**Work required**
Retype the material in full, keeping every word the same.

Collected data

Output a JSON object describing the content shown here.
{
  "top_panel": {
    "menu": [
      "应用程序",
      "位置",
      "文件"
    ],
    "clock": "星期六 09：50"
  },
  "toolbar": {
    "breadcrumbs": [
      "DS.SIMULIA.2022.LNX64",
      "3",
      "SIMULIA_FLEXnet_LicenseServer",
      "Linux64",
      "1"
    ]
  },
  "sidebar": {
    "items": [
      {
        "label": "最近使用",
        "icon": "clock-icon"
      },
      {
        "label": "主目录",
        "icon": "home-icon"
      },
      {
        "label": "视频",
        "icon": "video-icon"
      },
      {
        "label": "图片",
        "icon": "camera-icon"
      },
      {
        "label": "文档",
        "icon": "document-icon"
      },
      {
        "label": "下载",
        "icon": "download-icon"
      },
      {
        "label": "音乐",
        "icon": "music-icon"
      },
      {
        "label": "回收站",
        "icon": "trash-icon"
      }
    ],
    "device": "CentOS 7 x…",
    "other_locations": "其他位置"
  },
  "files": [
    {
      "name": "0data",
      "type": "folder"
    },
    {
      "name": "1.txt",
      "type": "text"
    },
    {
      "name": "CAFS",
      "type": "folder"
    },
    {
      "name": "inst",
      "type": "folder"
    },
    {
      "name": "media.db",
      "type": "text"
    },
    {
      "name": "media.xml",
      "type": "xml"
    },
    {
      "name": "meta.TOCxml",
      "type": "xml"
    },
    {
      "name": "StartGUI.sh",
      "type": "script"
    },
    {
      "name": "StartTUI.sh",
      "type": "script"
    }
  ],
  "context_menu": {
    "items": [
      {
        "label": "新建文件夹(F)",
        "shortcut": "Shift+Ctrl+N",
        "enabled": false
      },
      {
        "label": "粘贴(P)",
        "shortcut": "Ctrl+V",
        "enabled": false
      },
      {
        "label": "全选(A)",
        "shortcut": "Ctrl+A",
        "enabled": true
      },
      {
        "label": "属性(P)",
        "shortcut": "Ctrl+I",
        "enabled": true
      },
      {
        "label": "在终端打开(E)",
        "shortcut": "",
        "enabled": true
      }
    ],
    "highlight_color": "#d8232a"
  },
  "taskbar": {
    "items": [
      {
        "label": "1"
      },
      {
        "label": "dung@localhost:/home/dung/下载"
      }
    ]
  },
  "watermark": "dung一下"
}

**Output for this task**
Output a JSON object describing the content shown here.
{
  "top_panel": {
    "menu": [
      "应用程序",
      "位置",
      "文件"
    ],
    "clock": "星期六 09：50"
  },
  "toolbar": {
    "breadcrumbs": [
      "DS.SIMULIA.2022.LNX64",
      "3",
      "SIMULIA_FLEXnet_LicenseServer",
      "Linux64",
      "1"
    ]
  },
  "sidebar": {
    "items": [
      {
        "label": "最近使用",
        "icon": "clock-icon"
      },
      {
        "label": "主目录",
        "icon": "home-icon"
      },
      {
        "label": "视频",
        "icon": "video-icon"
      },
      {
        "label": "图片",
        "icon": "camera-icon"
      },
      {
        "label": "文档",
        "icon": "document-icon"
      },
      {
        "label": "下载",
        "icon": "download-icon"
      },
      {
        "label": "音乐",
        "icon": "music-icon"
      },
      {
        "label": "回收站",
        "icon": "trash-icon"
      }
    ],
    "device": "CentOS 7 x…",
    "other_locations": "其他位置"
  },
  "files": [
    {
      "name": "0data",
      "type": "folder"
    },
    {
      "name": "1.txt",
      "type": "text"
    },
    {
      "name": "CAFS",
      "type": "folder"
    },
    {
      "name": "inst",
      "type": "folder"
    },
    {
      "name": "media.db",
      "type": "text"
    },
    {
      "name": "media.xml",
      "type": "xml"
    },
    {
      "name": "meta.TOCxml",
      "type": "xml"
    },
    {
      "name": "StartGUI.sh",
      "type": "script"
    },
    {
      "name": "StartTUI.sh",
      "type": "script"
    }
  ],
  "context_menu": {
    "items": [
      {
        "label": "新建文件夹(F)",
        "shortcut": "Shift+Ctrl+N",
        "enabled": false
      },
      {
        "label": "粘贴(P)",
        "shortcut": "Ctrl+V",
        "enabled": false
      },
      {
        "label": "全选(A)",
        "shortcut": "Ctrl+A",
        "enabled": true
      },
      {
        "label": "属性(P)",
        "shortcut": "Ctrl+I",
        "enabled": true
      },
      {
        "label": "在终端打开(E)",
        "shortcut": "",
        "enabled": true
      }
    ],
    "highlight_color": "#d8232a"
  },
  "taskbar": {
    "items": [
      {
        "label": "1"
      },
      {
        "label": "dung@localhost:/home/dung/下载"
      }
    ]
  },
  "watermark": "dung一下"
}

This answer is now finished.